[BEGIN Dataset rows]
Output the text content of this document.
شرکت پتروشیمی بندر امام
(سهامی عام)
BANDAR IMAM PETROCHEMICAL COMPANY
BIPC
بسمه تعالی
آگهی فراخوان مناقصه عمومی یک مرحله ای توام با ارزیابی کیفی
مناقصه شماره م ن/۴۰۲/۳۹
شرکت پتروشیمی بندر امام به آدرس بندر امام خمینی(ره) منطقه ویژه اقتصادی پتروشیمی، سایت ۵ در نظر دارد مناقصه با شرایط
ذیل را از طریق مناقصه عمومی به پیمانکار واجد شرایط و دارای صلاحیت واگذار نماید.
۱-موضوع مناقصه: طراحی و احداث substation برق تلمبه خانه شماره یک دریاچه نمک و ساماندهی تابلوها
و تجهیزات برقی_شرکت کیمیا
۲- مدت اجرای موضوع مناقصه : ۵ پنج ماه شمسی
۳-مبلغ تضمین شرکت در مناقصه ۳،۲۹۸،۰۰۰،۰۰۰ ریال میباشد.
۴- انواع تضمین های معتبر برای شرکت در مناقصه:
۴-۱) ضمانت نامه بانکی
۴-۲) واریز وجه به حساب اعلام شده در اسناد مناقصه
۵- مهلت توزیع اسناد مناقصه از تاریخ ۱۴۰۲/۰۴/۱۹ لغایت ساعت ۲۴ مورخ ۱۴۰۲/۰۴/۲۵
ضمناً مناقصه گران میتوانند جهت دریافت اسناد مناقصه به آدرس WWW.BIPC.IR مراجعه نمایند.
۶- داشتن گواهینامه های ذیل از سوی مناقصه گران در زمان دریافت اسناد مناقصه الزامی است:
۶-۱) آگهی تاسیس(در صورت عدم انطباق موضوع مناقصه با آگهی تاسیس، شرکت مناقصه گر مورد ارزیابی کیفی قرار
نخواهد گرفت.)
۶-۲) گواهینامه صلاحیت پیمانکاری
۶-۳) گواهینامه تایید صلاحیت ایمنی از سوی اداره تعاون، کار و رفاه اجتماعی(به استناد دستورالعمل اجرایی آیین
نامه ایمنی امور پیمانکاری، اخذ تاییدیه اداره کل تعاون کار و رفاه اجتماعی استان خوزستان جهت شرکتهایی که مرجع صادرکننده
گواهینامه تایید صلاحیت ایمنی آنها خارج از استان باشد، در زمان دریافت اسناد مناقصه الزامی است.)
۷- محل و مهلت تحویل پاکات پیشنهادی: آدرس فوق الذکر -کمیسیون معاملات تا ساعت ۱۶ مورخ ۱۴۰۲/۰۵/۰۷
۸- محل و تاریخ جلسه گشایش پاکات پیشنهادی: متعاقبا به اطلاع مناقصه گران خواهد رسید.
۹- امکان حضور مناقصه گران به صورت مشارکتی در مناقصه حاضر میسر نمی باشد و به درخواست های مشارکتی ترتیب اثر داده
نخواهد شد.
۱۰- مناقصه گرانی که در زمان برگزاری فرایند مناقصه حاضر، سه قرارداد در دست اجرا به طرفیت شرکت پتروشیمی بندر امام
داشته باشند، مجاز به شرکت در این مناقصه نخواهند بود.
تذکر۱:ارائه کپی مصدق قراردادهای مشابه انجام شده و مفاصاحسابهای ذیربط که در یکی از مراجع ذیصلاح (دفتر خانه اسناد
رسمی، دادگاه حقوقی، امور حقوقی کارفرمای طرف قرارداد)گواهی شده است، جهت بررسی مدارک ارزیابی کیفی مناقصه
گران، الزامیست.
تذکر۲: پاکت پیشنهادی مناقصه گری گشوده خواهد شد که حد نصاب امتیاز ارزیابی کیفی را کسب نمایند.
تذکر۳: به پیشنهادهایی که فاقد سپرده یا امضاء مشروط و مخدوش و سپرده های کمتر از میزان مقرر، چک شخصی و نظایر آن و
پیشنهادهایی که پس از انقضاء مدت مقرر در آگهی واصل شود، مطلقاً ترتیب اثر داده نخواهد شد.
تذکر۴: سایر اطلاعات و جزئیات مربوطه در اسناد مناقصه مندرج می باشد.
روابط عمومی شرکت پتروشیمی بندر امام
[END Dataset rows]
**Exercise details**
All of the records must be retyped exactly as they are.

**Task result**
Output the text content of this document.
شرکت پتروشیمی بندر امام
(سهامی عام)
BANDAR IMAM PETROCHEMICAL COMPANY
BIPC
بسمه تعالی
آگهی فراخوان مناقصه عمومی یک مرحله ای توام با ارزیابی کیفی
مناقصه شماره م ن/۴۰۲/۳۹
شرکت پتروشیمی بندر امام به آدرس بندر امام خمینی(ره) منطقه ویژه اقتصادی پتروشیمی، سایت ۵ در نظر دارد مناقصه با شرایط
ذیل را از طریق مناقصه عمومی به پیمانکار واجد شرایط و دارای صلاحیت واگذار نماید.
۱-موضوع مناقصه: طراحی و احداث substation برق تلمبه خانه شماره یک دریاچه نمک و ساماندهی تابلوها
و تجهیزات برقی_شرکت کیمیا
۲- مدت اجرای موضوع مناقصه : ۵ پنج ماه شمسی
۳-مبلغ تضمین شرکت در مناقصه ۳،۲۹۸،۰۰۰،۰۰۰ ریال میباشد.
۴- انواع تضمین های معتبر برای شرکت در مناقصه:
۴-۱) ضمانت نامه بانکی
۴-۲) واریز وجه به حساب اعلام شده در اسناد مناقصه
۵- مهلت توزیع اسناد مناقصه از تاریخ ۱۴۰۲/۰۴/۱۹ لغایت ساعت ۲۴ مورخ ۱۴۰۲/۰۴/۲۵
ضمناً مناقصه گران میتوانند جهت دریافت اسناد مناقصه به آدرس WWW.BIPC.IR مراجعه نمایند.
۶- داشتن گواهینامه های ذیل از سوی مناقصه گران در زمان دریافت اسناد مناقصه الزامی است:
۶-۱) آگهی تاسیس(در صورت عدم انطباق موضوع مناقصه با آگهی تاسیس، شرکت مناقصه گر مورد ارزیابی کیفی قرار
نخواهد گرفت.)
۶-۲) گواهینامه صلاحیت پیمانکاری
۶-۳) گواهینامه تایید صلاحیت ایمنی از سوی اداره تعاون، کار و رفاه اجتماعی(به استناد دستورالعمل اجرایی آیین
نامه ایمنی امور پیمانکاری، اخذ تاییدیه اداره کل تعاون کار و رفاه اجتماعی استان خوزستان جهت شرکتهایی که مرجع صادرکننده
گواهینامه تایید صلاحیت ایمنی آنها خارج از استان باشد، در زمان دریافت اسناد مناقصه الزامی است.)
۷- محل و مهلت تحویل پاکات پیشنهادی: آدرس فوق الذکر -کمیسیون معاملات تا ساعت ۱۶ مورخ ۱۴۰۲/۰۵/۰۷
۸- محل و تاریخ جلسه گشایش پاکات پیشنهادی: متعاقبا به اطلاع مناقصه گران خواهد رسید.
۹- امکان حضور مناقصه گران به صورت مشارکتی در مناقصه حاضر میسر نمی باشد و به درخواست های مشارکتی ترتیب اثر داده
نخواهد شد.
۱۰- مناقصه گرانی که در زمان برگزاری فرایند مناقصه حاضر، سه قرارداد در دست اجرا به طرفیت شرکت پتروشیمی بندر امام
داشته باشند، مجاز به شرکت در این مناقصه نخواهند بود.
تذکر۱:ارائه کپی مصدق قراردادهای مشابه انجام شده و مفاصاحسابهای ذیربط که در یکی از مراجع ذیصلاح (دفتر خانه اسناد
رسمی، دادگاه حقوقی، امور حقوقی کارفرمای طرف قرارداد)گواهی شده است، جهت بررسی مدارک ارزیابی کیفی مناقصه
گران، الزامیست.
تذکر۲: پاکت پیشنهادی مناقصه گری گشوده خواهد شد که حد نصاب امتیاز ارزیابی کیفی را کسب نمایند.
تذکر۳: به پیشنهادهایی که فاقد سپرده یا امضاء مشروط و مخدوش و سپرده های کمتر از میزان مقرر، چک شخصی و نظایر آن و
پیشنهادهایی که پس از انقضاء مدت مقرر در آگهی واصل شود، مطلقاً ترتیب اثر داده نخواهد شد.
تذکر۴: سایر اطلاعات و جزئیات مربوطه در اسناد مناقصه مندرج می باشد.
روابط عمومی شرکت پتروشیمی بندر امام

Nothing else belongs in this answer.